> [TASK STATEMENT] Retype each record below word for word. Leave the pictures out.

□ □ □ □ □ □ □

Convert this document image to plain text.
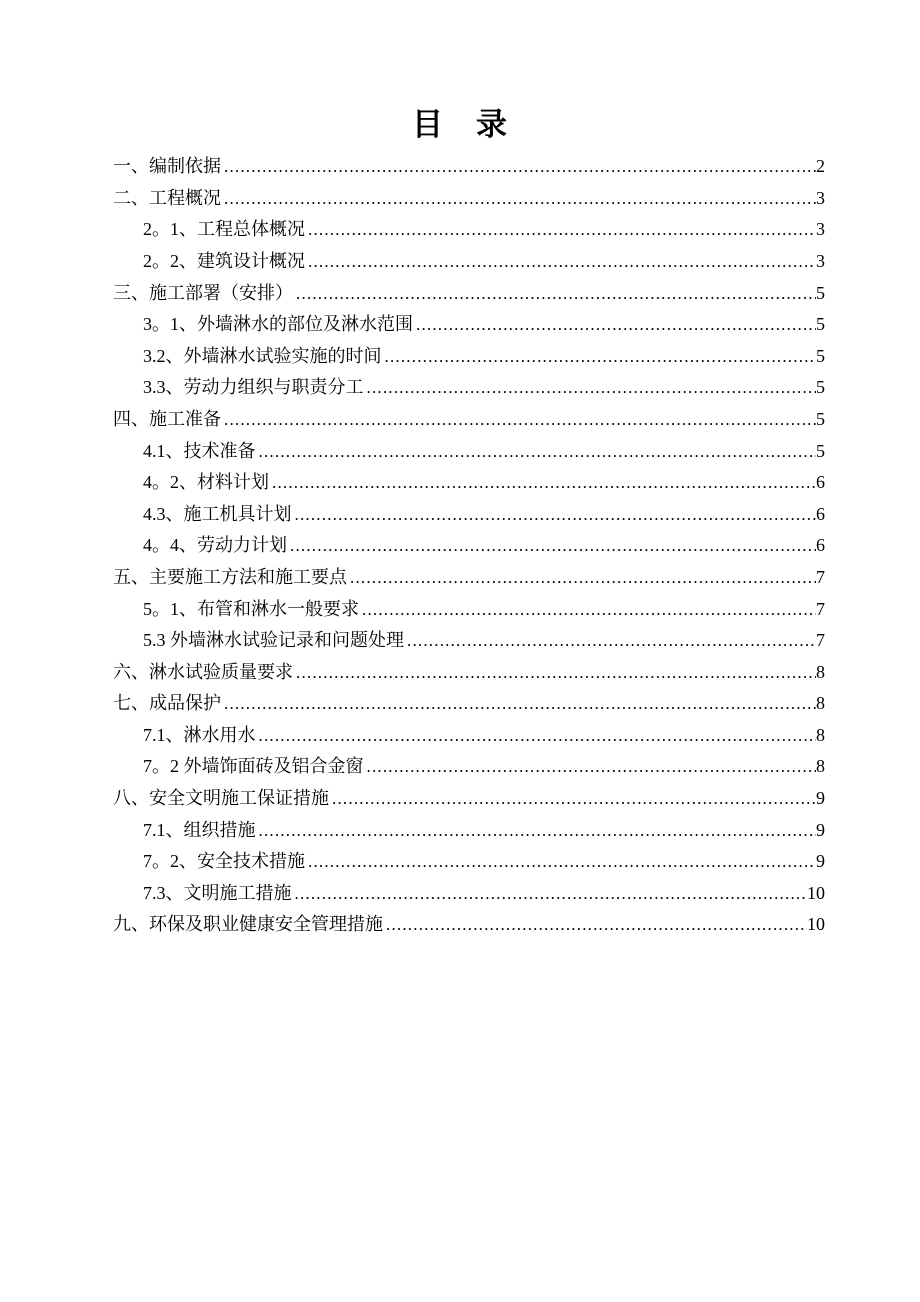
目　录
一、编制依据 .....	2
二、工程概况 .....	3
2。1、工程总体概况 .....	3
2。2、建筑设计概况 .....	3
三、施工部署（安排） .....	5
3。1、外墙淋水的部位及淋水范围 .....	5
3.2、外墙淋水试验实施的时间 .....	5
3.3、劳动力组织与职责分工 .....	5
四、施工准备 .....	5
4.1、技术准备 .....	5
4。2、材料计划 .....	6
4.3、施工机具计划 .....	6
4。4、劳动力计划 .....	6
五、主要施工方法和施工要点 .....	7
5。1、布管和淋水一般要求 .....	7
5.3 外墙淋水试验记录和问题处理 .....	7
六、淋水试验质量要求 .....	8
七、成品保护 .....	8
7.1、淋水用水 .....	8
7。2 外墙饰面砖及铝合金窗 .....	8
八、安全文明施工保证措施 .....	9
7.1、组织措施 .....	9
7。2、安全技术措施 .....	9
7.3、文明施工措施 .....	10
九、环保及职业健康安全管理措施 .....	10
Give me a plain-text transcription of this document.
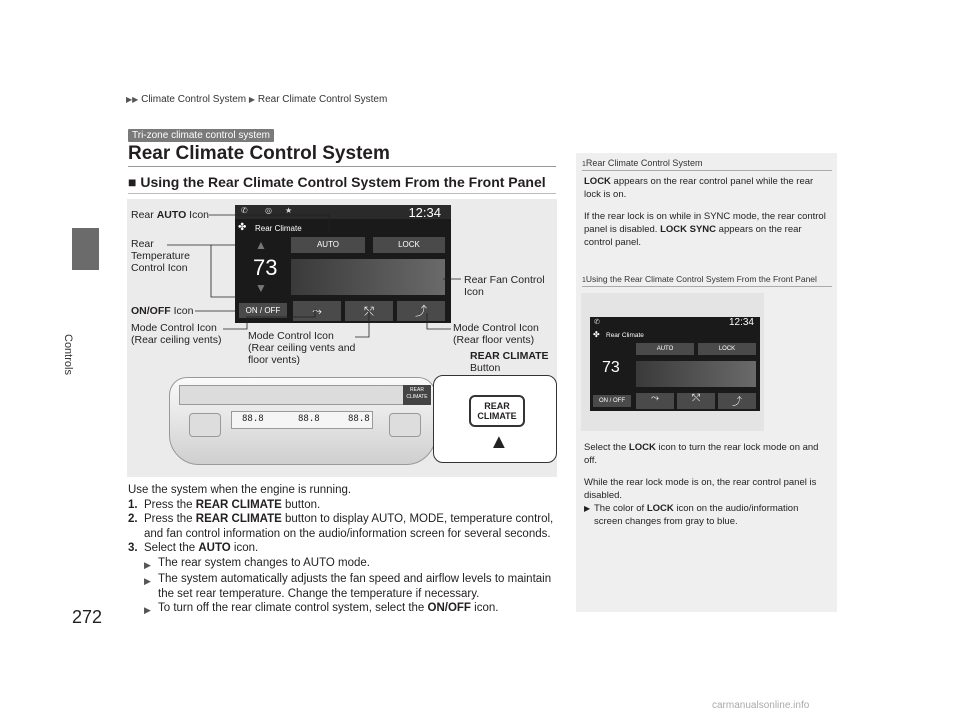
▶▶ Climate Control System ▶ Rear Climate Control System
Controls
272
Tri-zone climate control system
Rear Climate Control System
■ Using the Rear Climate Control System From the Front Panel
✆ ◎ ★	12:34
✤ Rear Climate
AUTO	LOCK
▲
73
▼
ON / OFF	⤳	⤲	⤴
Rear AUTO Icon
Rear
Temperature
Control Icon
ON/OFF Icon
Mode Control Icon
(Rear ceiling vents)	Mode Control Icon
(Rear ceiling vents and
floor vents)
Mode Control Icon
(Rear floor vents)
Rear Fan Control
Icon
REAR CLIMATE
Button
REAR
CLIMATE
88.8	88.8	88.8
REAR
CLIMATE
▲

Use the system when the engine is running.

1. Press the REAR CLIMATE button.
2. Press the REAR CLIMATE button to display AUTO, MODE, temperature control, and fan control information on the audio/information screen for several seconds.
3. Select the AUTO icon.
▶ The rear system changes to AUTO mode.
▶ The system automatically adjusts the fan speed and airflow levels to maintain the set rear temperature. Change the temperature if necessary.
▶ To turn off the rear climate control system, select the ON/OFF icon.
1Rear Climate Control System

LOCK appears on the rear control panel while the rear lock is on.

If the rear lock is on while in SYNC mode, the rear control panel is disabled. LOCK SYNC appears on the rear control panel.

1Using the Rear Climate Control System From the Front Panel
✆	12:34
✤ Rear Climate
AUTO	LOCK
73
ON / OFF	⤳	⤲	⤴

Select the LOCK icon to turn the rear lock mode on and off.

While the rear lock mode is on, the rear control panel is disabled.

▶ The color of LOCK icon on the audio/information screen changes from gray to blue.

carmanualsonline.info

□ □ □ □ □ □ □

> [THE REPLY]
Convert this document image to plain text.
目　录
一、编制依据 .....	2
二、工程概况 .....	3
2。1、工程总体概况 .....	3
2。2、建筑设计概况 .....	3
三、施工部署（安排） .....	5
3。1、外墙淋水的部位及淋水范围 .....	5
3.2、外墙淋水试验实施的时间 .....	5
3.3、劳动力组织与职责分工 .....	5
四、施工准备 .....	5
4.1、技术准备 .....	5
4。2、材料计划 .....	6
4.3、施工机具计划 .....	6
4。4、劳动力计划 .....	6
五、主要施工方法和施工要点 .....	7
5。1、布管和淋水一般要求 .....	7
5.3 外墙淋水试验记录和问题处理 .....	7
六、淋水试验质量要求 .....	8
七、成品保护 .....	8
7.1、淋水用水 .....	8
7。2 外墙饰面砖及铝合金窗 .....	8
八、安全文明施工保证措施 .....	9
7.1、组织措施 .....	9
7。2、安全技术措施 .....	9
7.3、文明施工措施 .....	10
九、环保及职业健康安全管理措施 .....	10
Give me a plain-text transcription of this document.
▶▶ Climate Control System ▶ Rear Climate Control System
Controls
272
Tri-zone climate control system
Rear Climate Control System
■ Using the Rear Climate Control System From the Front Panel
✆ ◎ ★	12:34
✤ Rear Climate
AUTO	LOCK
▲
73
▼
ON / OFF	⤳	⤲	⤴
Rear AUTO Icon
Rear
Temperature
Control Icon
ON/OFF Icon
Mode Control Icon
(Rear ceiling vents)	Mode Control Icon
(Rear ceiling vents and
floor vents)
Mode Control Icon
(Rear floor vents)
Rear Fan Control
Icon
REAR CLIMATE
Button
REAR
CLIMATE
88.8	88.8	88.8
REAR
CLIMATE
▲

Use the system when the engine is running.

1. Press the REAR CLIMATE button.
2. Press the REAR CLIMATE button to display AUTO, MODE, temperature control, and fan control information on the audio/information screen for several seconds.
3. Select the AUTO icon.
▶ The rear system changes to AUTO mode.
▶ The system automatically adjusts the fan speed and airflow levels to maintain the set rear temperature. Change the temperature if necessary.
▶ To turn off the rear climate control system, select the ON/OFF icon.
1Rear Climate Control System

LOCK appears on the rear control panel while the rear lock is on.

If the rear lock is on while in SYNC mode, the rear control panel is disabled. LOCK SYNC appears on the rear control panel.

1Using the Rear Climate Control System From the Front Panel
✆	12:34
✤ Rear Climate
AUTO	LOCK
73
ON / OFF	⤳	⤲	⤴

Select the LOCK icon to turn the rear lock mode on and off.

While the rear lock mode is on, the rear control panel is disabled.

▶ The color of LOCK icon on the audio/information screen changes from gray to blue.

carmanualsonline.info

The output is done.